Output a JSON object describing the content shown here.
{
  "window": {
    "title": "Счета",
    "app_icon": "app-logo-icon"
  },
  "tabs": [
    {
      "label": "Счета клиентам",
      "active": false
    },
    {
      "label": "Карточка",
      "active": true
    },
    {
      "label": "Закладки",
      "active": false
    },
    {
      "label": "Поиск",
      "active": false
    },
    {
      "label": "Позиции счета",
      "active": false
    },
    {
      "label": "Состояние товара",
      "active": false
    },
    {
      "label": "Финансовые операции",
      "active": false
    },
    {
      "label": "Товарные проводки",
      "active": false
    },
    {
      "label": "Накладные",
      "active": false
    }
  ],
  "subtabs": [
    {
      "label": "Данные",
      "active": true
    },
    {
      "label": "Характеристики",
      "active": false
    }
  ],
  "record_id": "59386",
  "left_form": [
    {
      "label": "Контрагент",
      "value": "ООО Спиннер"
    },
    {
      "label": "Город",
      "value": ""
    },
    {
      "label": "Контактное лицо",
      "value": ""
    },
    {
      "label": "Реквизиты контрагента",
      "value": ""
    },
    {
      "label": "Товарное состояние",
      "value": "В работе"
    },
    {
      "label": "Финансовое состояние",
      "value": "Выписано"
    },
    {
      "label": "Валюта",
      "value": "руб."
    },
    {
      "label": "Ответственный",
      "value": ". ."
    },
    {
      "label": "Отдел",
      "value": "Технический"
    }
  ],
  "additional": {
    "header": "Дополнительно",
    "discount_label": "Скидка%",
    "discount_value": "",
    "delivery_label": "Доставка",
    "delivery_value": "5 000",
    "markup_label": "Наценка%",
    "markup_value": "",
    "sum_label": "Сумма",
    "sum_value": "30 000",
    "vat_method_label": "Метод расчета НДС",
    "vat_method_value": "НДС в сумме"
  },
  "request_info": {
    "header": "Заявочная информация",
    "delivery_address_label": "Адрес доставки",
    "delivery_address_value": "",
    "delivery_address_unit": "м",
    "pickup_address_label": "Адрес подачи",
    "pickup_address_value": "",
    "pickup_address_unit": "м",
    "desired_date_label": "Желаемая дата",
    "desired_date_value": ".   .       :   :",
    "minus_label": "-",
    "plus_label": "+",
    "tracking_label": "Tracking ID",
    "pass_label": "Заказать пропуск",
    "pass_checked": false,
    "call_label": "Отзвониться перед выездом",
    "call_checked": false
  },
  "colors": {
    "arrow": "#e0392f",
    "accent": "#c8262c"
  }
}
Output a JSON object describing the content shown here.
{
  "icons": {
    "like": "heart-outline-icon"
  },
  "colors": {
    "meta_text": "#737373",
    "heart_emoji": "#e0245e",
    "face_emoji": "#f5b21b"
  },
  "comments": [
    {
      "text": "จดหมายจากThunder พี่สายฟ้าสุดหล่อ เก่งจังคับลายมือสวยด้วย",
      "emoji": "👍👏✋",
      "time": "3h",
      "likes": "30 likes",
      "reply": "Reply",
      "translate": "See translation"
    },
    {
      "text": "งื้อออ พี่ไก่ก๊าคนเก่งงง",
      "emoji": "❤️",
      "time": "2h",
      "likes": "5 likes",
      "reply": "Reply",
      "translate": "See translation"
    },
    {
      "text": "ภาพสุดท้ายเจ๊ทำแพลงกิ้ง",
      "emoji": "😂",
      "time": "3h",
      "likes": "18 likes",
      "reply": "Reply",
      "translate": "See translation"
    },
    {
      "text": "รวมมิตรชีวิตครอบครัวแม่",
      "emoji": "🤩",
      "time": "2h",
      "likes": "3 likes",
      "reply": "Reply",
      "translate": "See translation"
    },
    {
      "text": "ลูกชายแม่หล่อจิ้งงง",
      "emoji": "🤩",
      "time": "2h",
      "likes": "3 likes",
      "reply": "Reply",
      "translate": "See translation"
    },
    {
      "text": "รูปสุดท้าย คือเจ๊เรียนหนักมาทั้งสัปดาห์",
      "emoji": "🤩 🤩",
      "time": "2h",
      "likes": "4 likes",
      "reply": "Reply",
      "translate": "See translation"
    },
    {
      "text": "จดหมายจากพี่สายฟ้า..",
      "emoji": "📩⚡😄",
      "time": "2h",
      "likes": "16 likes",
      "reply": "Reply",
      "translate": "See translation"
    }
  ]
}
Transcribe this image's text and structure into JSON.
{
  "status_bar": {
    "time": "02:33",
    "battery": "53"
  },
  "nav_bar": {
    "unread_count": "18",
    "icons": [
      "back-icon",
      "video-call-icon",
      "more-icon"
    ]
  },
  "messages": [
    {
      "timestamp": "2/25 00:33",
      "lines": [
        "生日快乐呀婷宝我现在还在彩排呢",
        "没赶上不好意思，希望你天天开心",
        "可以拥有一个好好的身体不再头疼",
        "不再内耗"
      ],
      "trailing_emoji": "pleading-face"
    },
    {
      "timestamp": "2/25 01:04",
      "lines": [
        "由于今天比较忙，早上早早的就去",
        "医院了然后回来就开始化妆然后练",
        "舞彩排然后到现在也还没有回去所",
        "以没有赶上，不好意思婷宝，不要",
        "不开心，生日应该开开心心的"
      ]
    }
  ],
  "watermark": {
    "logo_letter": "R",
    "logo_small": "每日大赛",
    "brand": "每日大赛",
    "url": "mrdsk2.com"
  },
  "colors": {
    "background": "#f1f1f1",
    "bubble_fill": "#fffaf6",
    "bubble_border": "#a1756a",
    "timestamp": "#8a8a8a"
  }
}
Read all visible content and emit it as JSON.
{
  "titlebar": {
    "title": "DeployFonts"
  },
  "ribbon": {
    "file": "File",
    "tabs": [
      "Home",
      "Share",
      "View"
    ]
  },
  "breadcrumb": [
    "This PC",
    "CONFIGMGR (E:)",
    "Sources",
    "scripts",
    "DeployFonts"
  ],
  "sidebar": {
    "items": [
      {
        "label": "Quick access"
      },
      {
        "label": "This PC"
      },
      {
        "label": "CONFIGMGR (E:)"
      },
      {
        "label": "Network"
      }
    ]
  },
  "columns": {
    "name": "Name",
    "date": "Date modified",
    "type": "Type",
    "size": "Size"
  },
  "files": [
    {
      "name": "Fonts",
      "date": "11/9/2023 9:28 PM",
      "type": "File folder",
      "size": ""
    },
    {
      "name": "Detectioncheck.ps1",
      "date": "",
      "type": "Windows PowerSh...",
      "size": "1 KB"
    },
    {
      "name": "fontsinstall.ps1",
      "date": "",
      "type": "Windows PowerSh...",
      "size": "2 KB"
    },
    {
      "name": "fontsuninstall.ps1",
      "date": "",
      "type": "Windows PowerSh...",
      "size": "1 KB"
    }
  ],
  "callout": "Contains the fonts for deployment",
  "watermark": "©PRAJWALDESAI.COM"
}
= = = =
SHORT PROBLEM:
Your task is to repeat the data exactly, with nothing left out.

ANSWER TO THE EXERCISE:
Output a JSON object describing the content shown here.
{
  "window": {
    "title": "Счета",
    "app_icon": "app-logo-icon"
  },
  "tabs": [
    {
      "label": "Счета клиентам",
      "active": false
    },
    {
      "label": "Карточка",
      "active": true
    },
    {
      "label": "Закладки",
      "active": false
    },
    {
      "label": "Поиск",
      "active": false
    },
    {
      "label": "Позиции счета",
      "active": false
    },
    {
      "label": "Состояние товара",
      "active": false
    },
    {
      "label": "Финансовые операции",
      "active": false
    },
    {
      "label": "Товарные проводки",
      "active": false
    },
    {
      "label": "Накладные",
      "active": false
    }
  ],
  "subtabs": [
    {
      "label": "Данные",
      "active": true
    },
    {
      "label": "Характеристики",
      "active": false
    }
  ],
  "record_id": "59386",
  "left_form": [
    {
      "label": "Контрагент",
      "value": "ООО Спиннер"
    },
    {
      "label": "Город",
      "value": ""
    },
    {
      "label": "Контактное лицо",
      "value": ""
    },
    {
      "label": "Реквизиты контрагента",
      "value": ""
    },
    {
      "label": "Товарное состояние",
      "value": "В работе"
    },
    {
      "label": "Финансовое состояние",
      "value": "Выписано"
    },
    {
      "label": "Валюта",
      "value": "руб."
    },
    {
      "label": "Ответственный",
      "value": ". ."
    },
    {
      "label": "Отдел",
      "value": "Технический"
    }
  ],
  "additional": {
    "header": "Дополнительно",
    "discount_label": "Скидка%",
    "discount_value": "",
    "delivery_label": "Доставка",
    "delivery_value": "5 000",
    "markup_label": "Наценка%",
    "markup_value": "",
    "sum_label": "Сумма",
    "sum_value": "30 000",
    "vat_method_label": "Метод расчета НДС",
    "vat_method_value": "НДС в сумме"
  },
  "request_info": {
    "header": "Заявочная информация",
    "delivery_address_label": "Адрес доставки",
    "delivery_address_value": "",
    "delivery_address_unit": "м",
    "pickup_address_label": "Адрес подачи",
    "pickup_address_value": "",
    "pickup_address_unit": "м",
    "desired_date_label": "Желаемая дата",
    "desired_date_value": ".   .       :   :",
    "minus_label": "-",
    "plus_label": "+",
    "tracking_label": "Tracking ID",
    "pass_label": "Заказать пропуск",
    "pass_checked": false,
    "call_label": "Отзвониться перед выездом",
    "call_checked": false
  },
  "colors": {
    "arrow": "#e0392f",
    "accent": "#c8262c"
  }
}
Output a JSON object describing the content shown here.
{
  "icons": {
    "like": "heart-outline-icon"
  },
  "colors": {
    "meta_text": "#737373",
    "heart_emoji": "#e0245e",
    "face_emoji": "#f5b21b"
  },
  "comments": [
    {
      "text": "จดหมายจากThunder พี่สายฟ้าสุดหล่อ เก่งจังคับลายมือสวยด้วย",
      "emoji": "👍👏✋",
      "time": "3h",
      "likes": "30 likes",
      "reply": "Reply",
      "translate": "See translation"
    },
    {
      "text": "งื้อออ พี่ไก่ก๊าคนเก่งงง",
      "emoji": "❤️",
      "time": "2h",
      "likes": "5 likes",
      "reply": "Reply",
      "translate": "See translation"
    },
    {
      "text": "ภาพสุดท้ายเจ๊ทำแพลงกิ้ง",
      "emoji": "😂",
      "time": "3h",
      "likes": "18 likes",
      "reply": "Reply",
      "translate": "See translation"
    },
    {
      "text": "รวมมิตรชีวิตครอบครัวแม่",
      "emoji": "🤩",
      "time": "2h",
      "likes": "3 likes",
      "reply": "Reply",
      "translate": "See translation"
    },
    {
      "text": "ลูกชายแม่หล่อจิ้งงง",
      "emoji": "🤩",
      "time": "2h",
      "likes": "3 likes",
      "reply": "Reply",
      "translate": "See translation"
    },
    {
      "text": "รูปสุดท้าย คือเจ๊เรียนหนักมาทั้งสัปดาห์",
      "emoji": "🤩 🤩",
      "time": "2h",
      "likes": "4 likes",
      "reply": "Reply",
      "translate": "See translation"
    },
    {
      "text": "จดหมายจากพี่สายฟ้า..",
      "emoji": "📩⚡😄",
      "time": "2h",
      "likes": "16 likes",
      "reply": "Reply",
      "translate": "See translation"
    }
  ]
}
Transcribe this image's text and structure into JSON.
{
  "status_bar": {
    "time": "02:33",
    "battery": "53"
  },
  "nav_bar": {
    "unread_count": "18",
    "icons": [
      "back-icon",
      "video-call-icon",
      "more-icon"
    ]
  },
  "messages": [
    {
      "timestamp": "2/25 00:33",
      "lines": [
        "生日快乐呀婷宝我现在还在彩排呢",
        "没赶上不好意思，希望你天天开心",
        "可以拥有一个好好的身体不再头疼",
        "不再内耗"
      ],
      "trailing_emoji": "pleading-face"
    },
    {
      "timestamp": "2/25 01:04",
      "lines": [
        "由于今天比较忙，早上早早的就去",
        "医院了然后回来就开始化妆然后练",
        "舞彩排然后到现在也还没有回去所",
        "以没有赶上，不好意思婷宝，不要",
        "不开心，生日应该开开心心的"
      ]
    }
  ],
  "watermark": {
    "logo_letter": "R",
    "logo_small": "每日大赛",
    "brand": "每日大赛",
    "url": "mrdsk2.com"
  },
  "colors": {
    "background": "#f1f1f1",
    "bubble_fill": "#fffaf6",
    "bubble_border": "#a1756a",
    "timestamp": "#8a8a8a"
  }
}
Read all visible content and emit it as JSON.
{
  "titlebar": {
    "title": "DeployFonts"
  },
  "ribbon": {
    "file": "File",
    "tabs": [
      "Home",
      "Share",
      "View"
    ]
  },
  "breadcrumb": [
    "This PC",
    "CONFIGMGR (E:)",
    "Sources",
    "scripts",
    "DeployFonts"
  ],
  "sidebar": {
    "items": [
      {
        "label": "Quick access"
      },
      {
        "label": "This PC"
      },
      {
        "label": "CONFIGMGR (E:)"
      },
      {
        "label": "Network"
      }
    ]
  },
  "columns": {
    "name": "Name",
    "date": "Date modified",
    "type": "Type",
    "size": "Size"
  },
  "files": [
    {
      "name": "Fonts",
      "date": "11/9/2023 9:28 PM",
      "type": "File folder",
      "size": ""
    },
    {
      "name": "Detectioncheck.ps1",
      "date": "",
      "type": "Windows PowerSh...",
      "size": "1 KB"
    },
    {
      "name": "fontsinstall.ps1",
      "date": "",
      "type": "Windows PowerSh...",
      "size": "2 KB"
    },
    {
      "name": "fontsuninstall.ps1",
      "date": "",
      "type": "Windows PowerSh...",
      "size": "1 KB"
    }
  ],
  "callout": "Contains the fonts for deployment",
  "watermark": "©PRAJWALDESAI.COM"
}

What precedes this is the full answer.